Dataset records
----------------------------------------

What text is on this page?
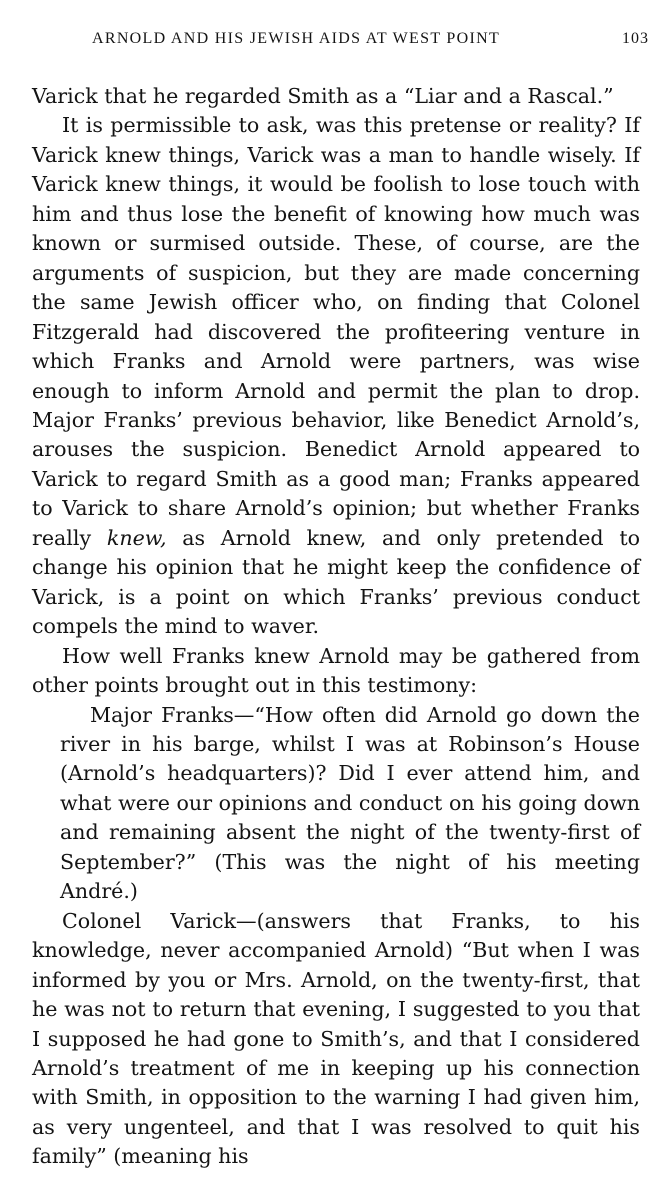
ARNOLD AND HIS JEWISH AIDS AT WEST POINT	103

Varick that he regarded Smith as a “Liar and a Rascal.”

It is permissible to ask, was this pretense or reality? If Varick knew things, Varick was a man to handle wisely. If Varick knew things, it would be foolish to lose touch with him and thus lose the benefit of knowing how much was known or surmised outside. These, of course, are the arguments of suspicion, but they are made concerning the same Jewish officer who, on finding that Colonel Fitzgerald had discovered the profiteering venture in which Franks and Arnold were partners, was wise enough to inform Arnold and permit the plan to drop. Major Franks’ previous behavior, like Benedict Arnold’s, arouses the suspicion. Benedict Arnold appeared to Varick to regard Smith as a good man; Franks appeared to Varick to share Arnold’s opinion; but whether Franks really knew, as Arnold knew, and only pretended to change his opinion that he might keep the confidence of Varick, is a point on which Franks’ previous conduct compels the mind to waver.

How well Franks knew Arnold may be gathered from other points brought out in this testimony:

Major Franks—“How often did Arnold go down the river in his barge, whilst I was at Robinson’s House (Arnold’s headquarters)? Did I ever attend him, and what were our opinions and conduct on his going down and remaining absent the night of the twenty-first of September?” (This was the night of his meeting André.)

Colonel Varick—(answers that Franks, to his knowledge, never accompanied Arnold) “But when I was informed by you or Mrs. Arnold, on the twenty-first, that he was not to return that evening, I suggested to you that I supposed he had gone to Smith’s, and that I considered Arnold’s treatment of me in keeping up his connection with Smith, in opposition to the warning I had given him, as very ungenteel, and that I was resolved to quit his family” (meaning his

----------------------------------------

■ Task objective ■
Find the lines above that contain the word "Smith" and collect them.

■ Final result ■
Varick that he regarded Smith as a “Liar and a Rascal.”
It is permissible to ask, was this pretense or reality? If Varick knew things, Varick was a man to handle wisely. If Varick knew things, it would be foolish to lose touch with him and thus lose the benefit of knowing how much was known or surmised outside. These, of course, are the arguments of suspicion, but they are made concerning the same Jewish officer who, on finding that Colonel Fitzgerald had discovered the profiteering venture in which Franks and Arnold were partners, was wise enough to inform Arnold and permit the plan to drop. Major Franks’ previous behavior, like Benedict Arnold’s, arouses the suspicion. Benedict Arnold appeared to Varick to regard Smith as a good man; Franks appeared to Varick to share Arnold’s opinion; but whether Franks really knew, as Arnold knew, and only pretended to change his opinion that he might keep the confidence of Varick, is a point on which Franks’ previous conduct compels the mind to waver.
Colonel Varick—(answers that Franks, to his knowledge, never accompanied Arnold) “But when I was informed by you or Mrs. Arnold, on the twenty-first, that he was not to return that evening, I suggested to you that I supposed he had gone to Smith’s, and that I considered Arnold’s treatment of me in keeping up his connection with Smith, in opposition to the warning I had given him, as very ungenteel, and that I was resolved to quit his family” (meaning his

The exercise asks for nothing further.